(Dataset records)
-=-=-
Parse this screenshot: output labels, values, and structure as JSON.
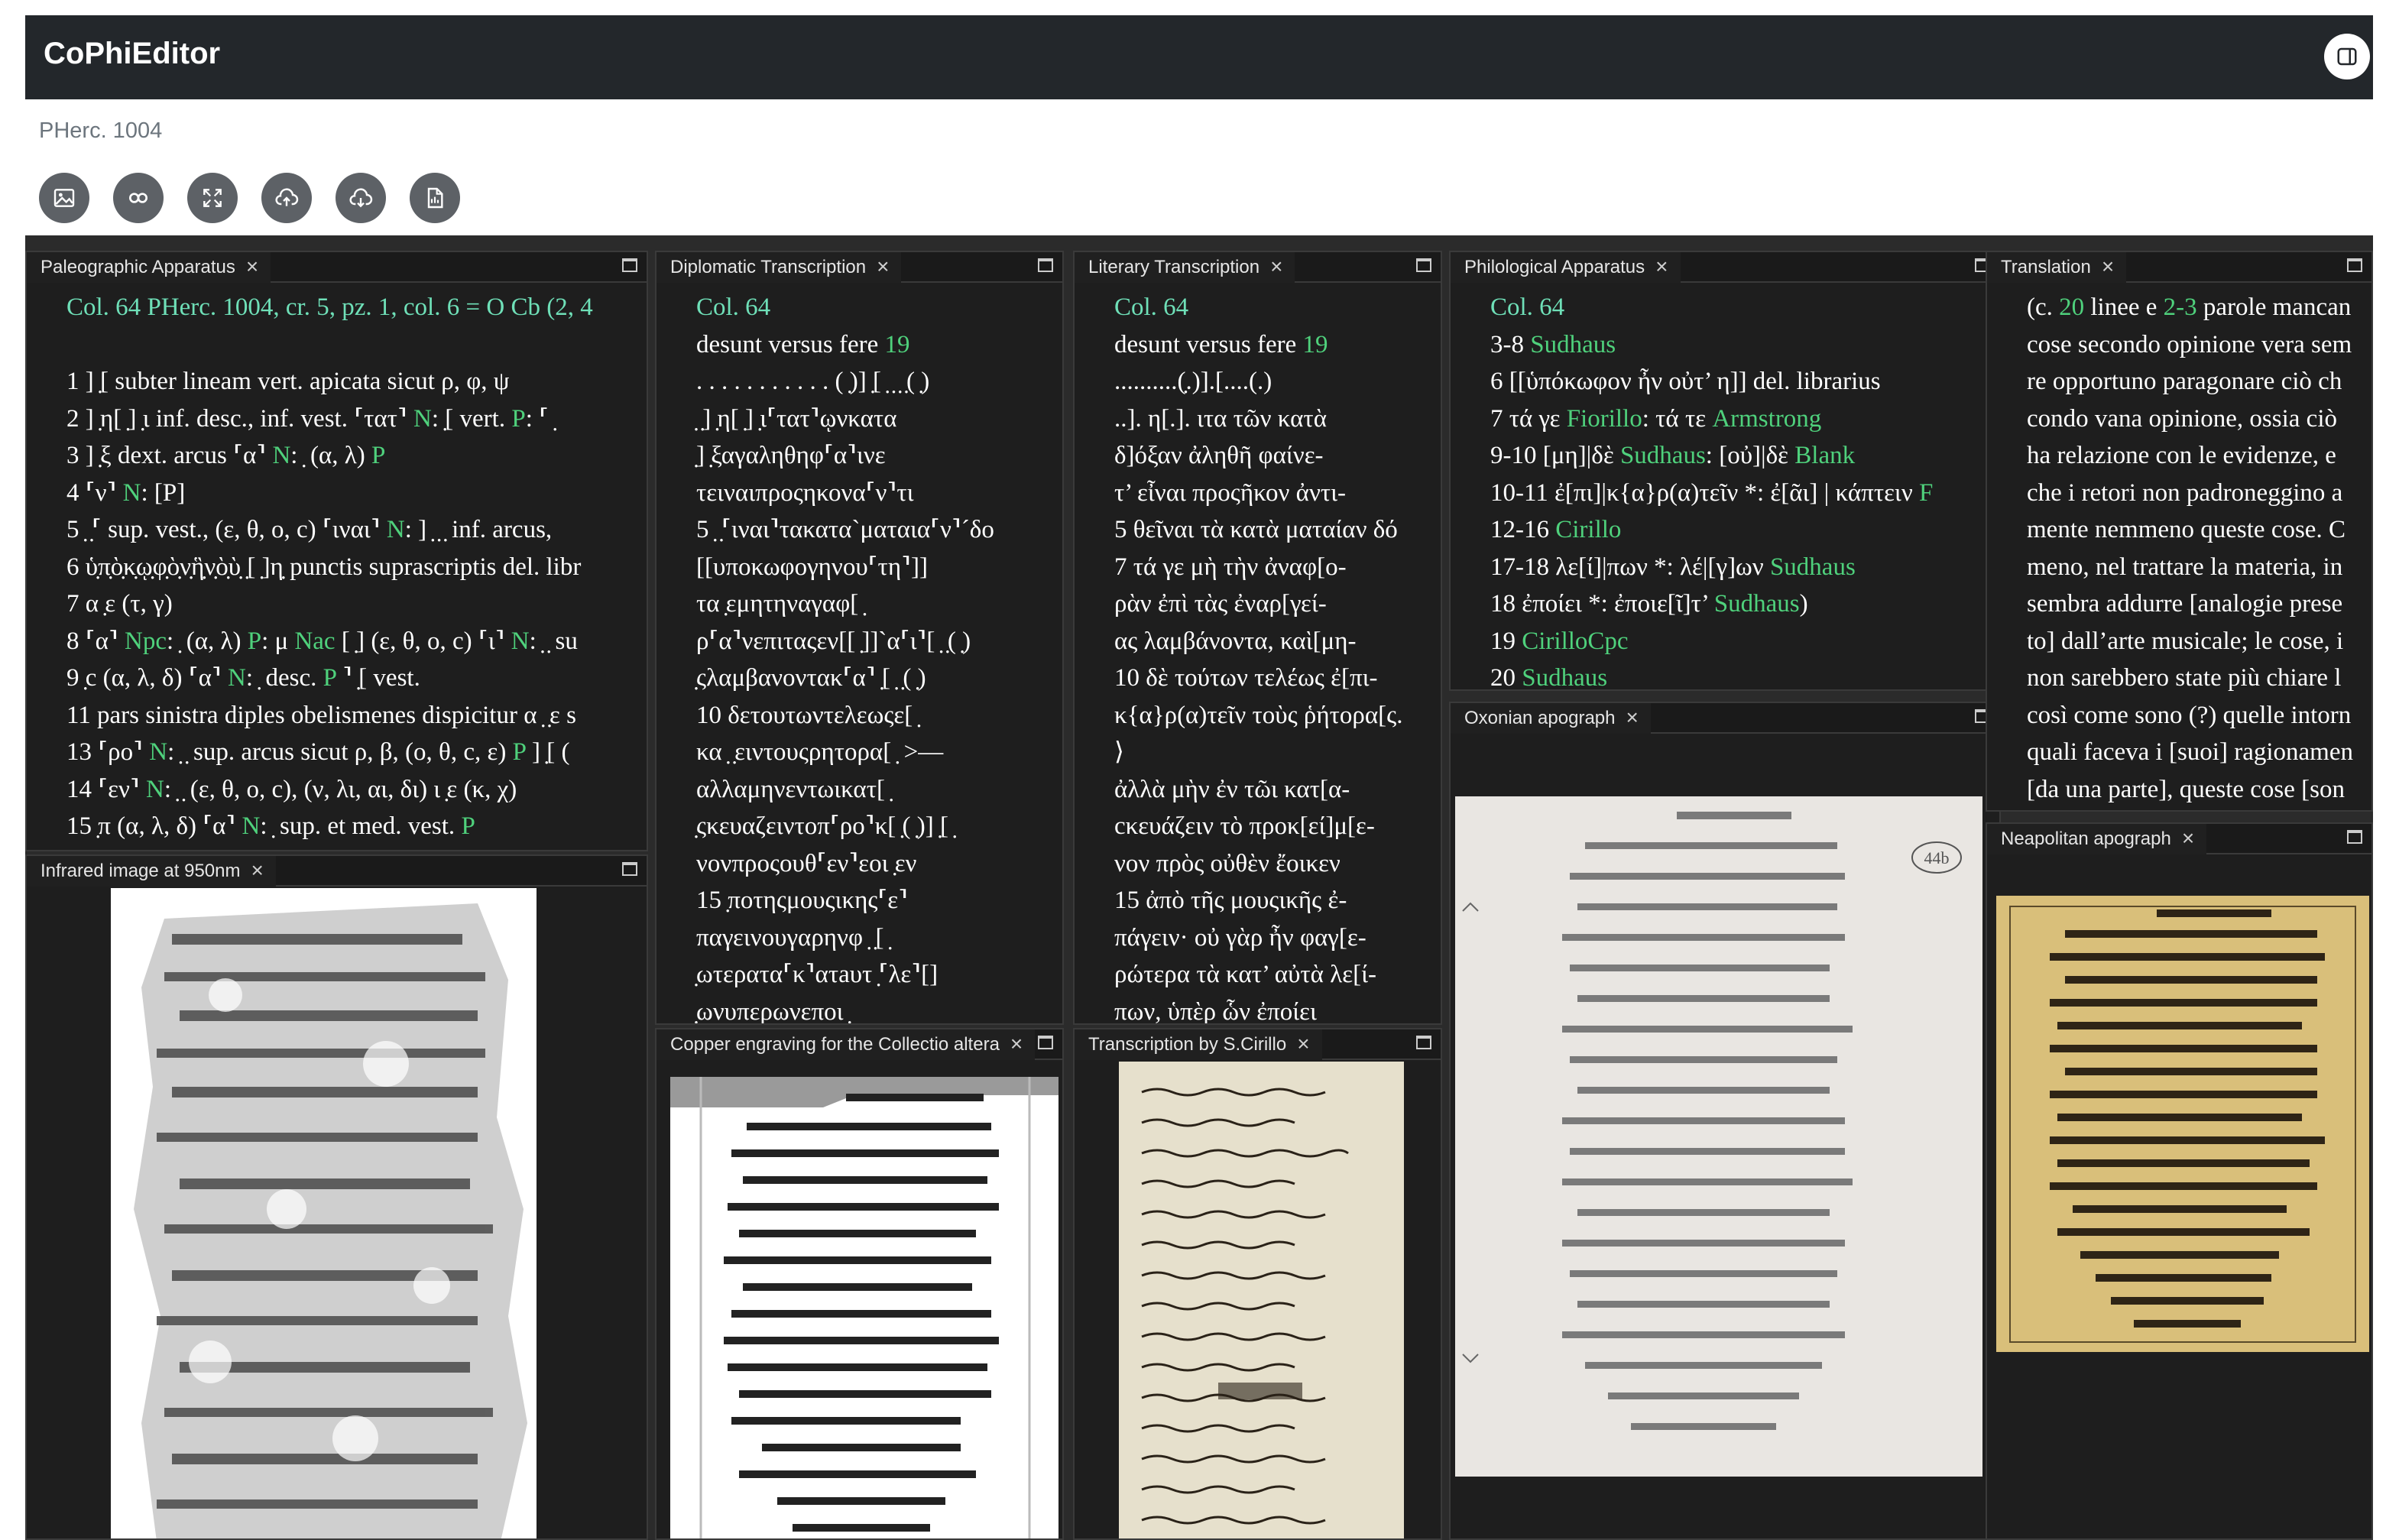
{
  "app": {
    "title": "CoPhiEditor"
  },
  "document": {
    "title": "PHerc. 1004"
  },
  "toolbar": {
    "buttons": [
      {
        "name": "image-icon"
      },
      {
        "name": "link-icon"
      },
      {
        "name": "fullscreen-icon"
      },
      {
        "name": "cloud-upload-icon"
      },
      {
        "name": "cloud-download-icon"
      },
      {
        "name": "document-icon"
      }
    ]
  },
  "colors": {
    "topbar": "#23272b",
    "panel_bg": "#1e1e1e",
    "teal_text": "#6fe0b8",
    "green_text": "#4fd17c"
  },
  "panels": {
    "paleographic": {
      "tab": "Paleographic Apparatus",
      "header": {
        "col": "Col. 64",
        "pherc": "PHerc.",
        "num": "1004, cr.",
        "cr": "5",
        "pz_label": ", pz.",
        "pz": "1",
        "col_label": ", col.",
        "col_num": "6",
        "eq": "=",
        "o": "O",
        "cb": "Cb",
        "rest": "(2, 4"
      },
      "lines": [
        [
          "1 ] ̣[ subter lineam vert. apicata sicut ρ, φ, ψ"
        ],
        [
          "2 ] ̣η[ ̣] ̣ι inf. desc., inf. vest. ⸢τατ⸣ ",
          "N",
          ": ̣[ vert. ",
          "P",
          ": ⸢ ̣"
        ],
        [
          "3 ] ̣ξ dext. arcus ⸢α⸣ ",
          "N",
          ": ̣ (α, λ) ",
          "P",
          ""
        ],
        [
          "4 ⸢ν⸣ ",
          "N",
          ": [P]",
          "",
          ""
        ],
        [
          "5 ̣ ̣⸢ sup. vest., (ε, θ, ο, c) ⸢ιναι⸣ ",
          "N",
          ": ] ̣ ̣ ̣ inf. arcus,",
          "",
          ""
        ],
        [
          "6 ὑ̣π̣ὸ̣κ̣ῳ̣φ̣ὸ̣ν̣ἣ̣ν̣ὸ̣ὺ̣ ̣[ ̣]η̣ punctis suprascriptis del. libr",
          "",
          "",
          "",
          ""
        ],
        [
          "7 α ̣ε (τ, γ)",
          "",
          "",
          "",
          ""
        ],
        [
          "8 ⸢α⸣ ",
          "Npc",
          ": ̣ (α, λ) ",
          "P",
          ": μ ",
          "Nac",
          " [ ̣] (ε, θ, ο, c) ⸢ι⸣ ",
          "N",
          ": ̣ ̣ su"
        ],
        [
          "9 ̣c (α, λ, δ) ⸢α⸣ ",
          "N",
          ": ̣ desc. ",
          "P",
          " ⸣ ̣[ vest."
        ],
        [
          "11 pars sinistra diples obelismenes dispicitur α ̣ ̣ε s",
          "",
          "",
          "",
          ""
        ],
        [
          "13 ⸢ρο⸣ ",
          "N",
          ": ̣ ̣ sup. arcus sicut ρ, β, (ο, θ, c, ε) ",
          "P",
          " ] ̣[ ("
        ],
        [
          "14 ⸢εν⸣ ",
          "N",
          ": ̣ ̣ (ε, θ, ο, c), (ν, λι, αι, δι) ι ̣ε (κ, χ)",
          "",
          ""
        ],
        [
          "15 ̣π (α, λ, δ) ⸢α⸣ ",
          "N",
          ": ̣ sup. et med. vest. ",
          "P",
          ""
        ]
      ]
    },
    "diplomatic": {
      "tab": "Diplomatic Transcription",
      "col": "Col. 64",
      "desunt": "desunt versus fere ",
      "desunt_num": "19",
      "lines": [
        ". . . . . . . . . . . ( ̣)] ̣[ ̣ ̣ ̣ ̣( ̣)",
        " ̣ ̣] ̣η[ ̣] ̣ι⸢τατ⸣ῳνκατα",
        " ̣] ̣ξαγαληθηφ⸢α⸣ινε",
        "τειναιπροςηκονα⸢ν⸣τι",
        "5  ̣ ̣⸢ιναι⸣τακατα`ματαια⸢ν⸣´δο",
        "[[υποκωφογηνου⸢τη⸣]]",
        "τα ̣εμητηναγαφ[ ̣",
        "ρ⸢α⸣νεπιταςεν[[ ̣]]`α⸢ι⸣[ ̣ ̣( ̣)",
        " ̣ςλαμβανοντακ⸢α⸣ ̣[ ̣ ̣( ̣)",
        "10 δετουτωντελεωςε[ ̣",
        "κα ̣ ̣ειντουςρητορα[ ̣ >—",
        "αλλαμηνεντωικατ[ ̣",
        " ̣ςκευαζειντοπ⸢ρο⸣κ[ ̣( ̣)] ̣[ ̣",
        "νονπροςουθ⸢εν⸣εοι ̣εν",
        "15  ̣ποτηςμουςικης⸢ε⸣",
        "παγεινουγαρηνφ ̣ ̣[ ̣",
        " ̣ωτερατα⸢κ⸣ατaυτ ̣⸢λε⸣[]",
        " ̣ωνυπερωνεποι ̣"
      ]
    },
    "literary": {
      "tab": "Literary Transcription",
      "col": "Col. 64",
      "desunt": "desunt versus fere ",
      "desunt_num": "19",
      "lines": [
        "..........(̣.)].[....(.)",
        "..]. η[.]. ιτα τῶν κατὰ",
        "δ]όξαν ἀληθῆ φαίνε-",
        "τ’ εἶναι προςῆκον ἀντι-",
        "5  θεῖναι τὰ κατὰ ματαίαν δό",
        "7  τά γε μὴ τὴν ἀναφ[ο-",
        "ρὰν ἐπὶ τὰς ἐναρ[γεί-",
        "ας λαμβάνοντα, καὶ[μη-",
        "10 δὲ τούτων τελέως ἐ[πι-",
        "κ{α}ρ(α)τεῖν τοὺς ῥήτορα[ς.",
        "⟩",
        "ἀλλὰ μὴν ἐν τῶι κατ[α-",
        "cκευάζειν τὸ προκ[εί]μ[ε-",
        "νον πρὸς οὐθὲν ἔοικεν",
        "15 ἀπὸ τῆς μουςικῆς ἐ-",
        "πάγειν· οὐ γὰρ ἦν φαγ[ε-",
        "ρώτερα τὰ κατ’ αὐτὰ λε[ί-",
        "πων, ὑπὲρ ὧν ἐποίει"
      ]
    },
    "philological": {
      "tab": "Philological Apparatus",
      "col": "Col. 64",
      "entries": [
        {
          "pre": "3-8 ",
          "hl": "Sudhaus",
          "post": ""
        },
        {
          "pre": "6 [[ὑπόκωφον ἦν οὐτ’ η]] del. librarius",
          "hl": "",
          "post": ""
        },
        {
          "pre": "7 τά γε ",
          "hl": "Fiorillo",
          "post": ": τά τε ",
          "hl2": "Armstrong"
        },
        {
          "pre": "9-10 [μη]|δὲ ",
          "hl": "Sudhaus",
          "post": ": [οὐ]|δὲ ",
          "hl2": "Blank"
        },
        {
          "pre": "10-11 ἐ[πι]|κ{α}ρ(α)τεῖν *: ἐ[ᾶι] | κάπτειν ",
          "hl": "F",
          "post": ""
        },
        {
          "pre": "12-16 ",
          "hl": "Cirillo",
          "post": ""
        },
        {
          "pre": "17-18 λε[ί]|πων *: λέ|[γ]ων ",
          "hl": "Sudhaus",
          "post": ""
        },
        {
          "pre": "18 ἐποίει *: ἐποιε[ῖ]τ’ ",
          "hl": "Sudhaus",
          "post": ")"
        },
        {
          "pre": "19 ",
          "hl": "CirilloCpc",
          "post": ""
        },
        {
          "pre": "20 ",
          "hl": "Sudhaus",
          "post": ""
        }
      ]
    },
    "translation": {
      "tab": "Translation",
      "first_pre": "(c. ",
      "first_num": "20",
      "first_mid": " linee e ",
      "first_num2": "2-3",
      "first_post": " parole mancan",
      "lines": [
        "cose secondo opinione vera sem",
        "re opportuno paragonare ciò ch",
        "condo vana opinione, ossia ciò",
        "ha relazione con le evidenze, e",
        "che i retori non padroneggino a",
        "mente nemmeno queste cose. C",
        "meno, nel trattare la materia, in",
        "sembra addurre [analogie prese",
        "to] dall’arte musicale; le cose, i",
        "non sarebbero state più chiare l",
        "così come sono (?) quelle intorn",
        "quali faceva i [suoi] ragionamen",
        "[da una parte], queste cose [son"
      ]
    },
    "infrared": {
      "tab": "Infrared image at 950nm"
    },
    "copper": {
      "tab": "Copper engraving for the Collectio altera"
    },
    "cirillo": {
      "tab": "Transcription by S.Cirillo"
    },
    "oxonian": {
      "tab": "Oxonian apograph",
      "page_number": "44b"
    },
    "neapolitan": {
      "tab": "Neapolitan apograph"
    }
  }
}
-=-=-
YOUR GOAL: Establish how many lines of the records contain the string "Apparatus" and state that number without elaboration.

TASK ANSWER: 2